* What to do *
Set out each line from the following listing that includes the word "color".

[START Exercise material]

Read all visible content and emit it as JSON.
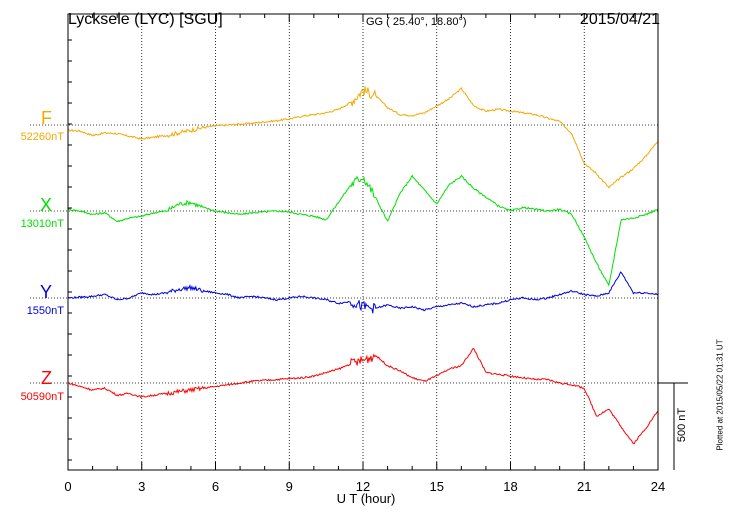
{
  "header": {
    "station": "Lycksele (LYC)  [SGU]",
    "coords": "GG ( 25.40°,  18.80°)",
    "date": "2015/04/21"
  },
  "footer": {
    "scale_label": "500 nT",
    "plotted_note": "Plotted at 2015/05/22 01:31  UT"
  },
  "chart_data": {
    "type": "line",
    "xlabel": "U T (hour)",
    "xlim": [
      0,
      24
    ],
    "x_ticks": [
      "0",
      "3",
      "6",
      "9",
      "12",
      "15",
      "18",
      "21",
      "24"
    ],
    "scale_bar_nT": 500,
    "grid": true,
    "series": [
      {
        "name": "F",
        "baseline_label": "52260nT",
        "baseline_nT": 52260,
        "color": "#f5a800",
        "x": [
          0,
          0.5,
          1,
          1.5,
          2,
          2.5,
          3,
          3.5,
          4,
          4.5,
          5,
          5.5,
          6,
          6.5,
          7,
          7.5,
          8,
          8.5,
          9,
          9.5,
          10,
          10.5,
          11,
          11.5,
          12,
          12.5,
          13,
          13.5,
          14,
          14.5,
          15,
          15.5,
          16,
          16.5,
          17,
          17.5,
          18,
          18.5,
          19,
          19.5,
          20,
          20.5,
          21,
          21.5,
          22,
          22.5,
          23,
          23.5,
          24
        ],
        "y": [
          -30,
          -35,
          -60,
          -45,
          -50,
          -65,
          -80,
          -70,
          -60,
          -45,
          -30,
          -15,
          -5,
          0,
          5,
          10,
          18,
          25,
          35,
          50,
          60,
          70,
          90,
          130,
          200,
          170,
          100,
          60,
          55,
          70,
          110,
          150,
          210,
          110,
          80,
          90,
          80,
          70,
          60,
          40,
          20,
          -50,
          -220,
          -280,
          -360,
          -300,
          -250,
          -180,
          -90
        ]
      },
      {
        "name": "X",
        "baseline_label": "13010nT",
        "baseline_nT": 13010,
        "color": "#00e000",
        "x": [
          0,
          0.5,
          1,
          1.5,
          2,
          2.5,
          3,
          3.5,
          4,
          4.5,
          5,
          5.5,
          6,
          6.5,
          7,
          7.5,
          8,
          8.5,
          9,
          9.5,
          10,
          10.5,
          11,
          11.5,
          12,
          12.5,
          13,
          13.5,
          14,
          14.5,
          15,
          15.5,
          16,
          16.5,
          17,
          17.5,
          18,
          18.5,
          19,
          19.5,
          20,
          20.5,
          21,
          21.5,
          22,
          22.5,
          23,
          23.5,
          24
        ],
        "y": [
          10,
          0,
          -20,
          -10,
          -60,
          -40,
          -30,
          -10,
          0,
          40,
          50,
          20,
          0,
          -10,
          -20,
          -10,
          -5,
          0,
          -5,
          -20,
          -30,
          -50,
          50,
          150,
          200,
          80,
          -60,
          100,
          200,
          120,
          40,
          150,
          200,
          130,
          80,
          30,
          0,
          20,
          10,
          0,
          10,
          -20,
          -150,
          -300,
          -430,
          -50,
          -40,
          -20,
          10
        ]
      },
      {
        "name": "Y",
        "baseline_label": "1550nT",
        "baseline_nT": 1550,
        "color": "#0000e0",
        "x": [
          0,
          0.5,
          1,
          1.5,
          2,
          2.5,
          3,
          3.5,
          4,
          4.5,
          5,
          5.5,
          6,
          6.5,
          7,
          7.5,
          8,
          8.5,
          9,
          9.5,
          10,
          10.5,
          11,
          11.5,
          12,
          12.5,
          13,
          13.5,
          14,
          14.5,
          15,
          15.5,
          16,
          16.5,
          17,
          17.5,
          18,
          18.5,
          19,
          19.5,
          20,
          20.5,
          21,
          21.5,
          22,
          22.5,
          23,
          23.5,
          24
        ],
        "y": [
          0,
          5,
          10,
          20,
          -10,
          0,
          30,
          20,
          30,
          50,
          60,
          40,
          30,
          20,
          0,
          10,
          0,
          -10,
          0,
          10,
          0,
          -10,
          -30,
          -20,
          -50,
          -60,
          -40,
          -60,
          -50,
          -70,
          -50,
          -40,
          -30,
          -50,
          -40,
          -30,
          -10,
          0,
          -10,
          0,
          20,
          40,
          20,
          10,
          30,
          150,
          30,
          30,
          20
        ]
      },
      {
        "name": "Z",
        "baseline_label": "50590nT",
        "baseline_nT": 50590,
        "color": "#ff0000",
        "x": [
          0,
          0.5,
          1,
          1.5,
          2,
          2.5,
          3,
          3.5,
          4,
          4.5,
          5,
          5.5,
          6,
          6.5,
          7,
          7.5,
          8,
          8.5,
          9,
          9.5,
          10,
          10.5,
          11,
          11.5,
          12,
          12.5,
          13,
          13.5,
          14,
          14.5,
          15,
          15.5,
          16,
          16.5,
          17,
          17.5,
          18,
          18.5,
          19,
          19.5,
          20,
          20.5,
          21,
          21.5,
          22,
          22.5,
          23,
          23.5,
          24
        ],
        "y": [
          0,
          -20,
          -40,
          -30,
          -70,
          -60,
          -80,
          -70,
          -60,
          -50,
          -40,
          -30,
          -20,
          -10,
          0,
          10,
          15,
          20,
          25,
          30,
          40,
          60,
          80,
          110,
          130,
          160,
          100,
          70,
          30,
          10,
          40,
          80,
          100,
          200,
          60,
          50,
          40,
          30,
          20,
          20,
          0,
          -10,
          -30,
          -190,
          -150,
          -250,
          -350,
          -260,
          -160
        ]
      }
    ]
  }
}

[END Exercise material]

* Answer to the task *
        "color": "#f5a800",
        "color": "#00e000",
        "color": "#0000e0",
        "color": "#ff0000",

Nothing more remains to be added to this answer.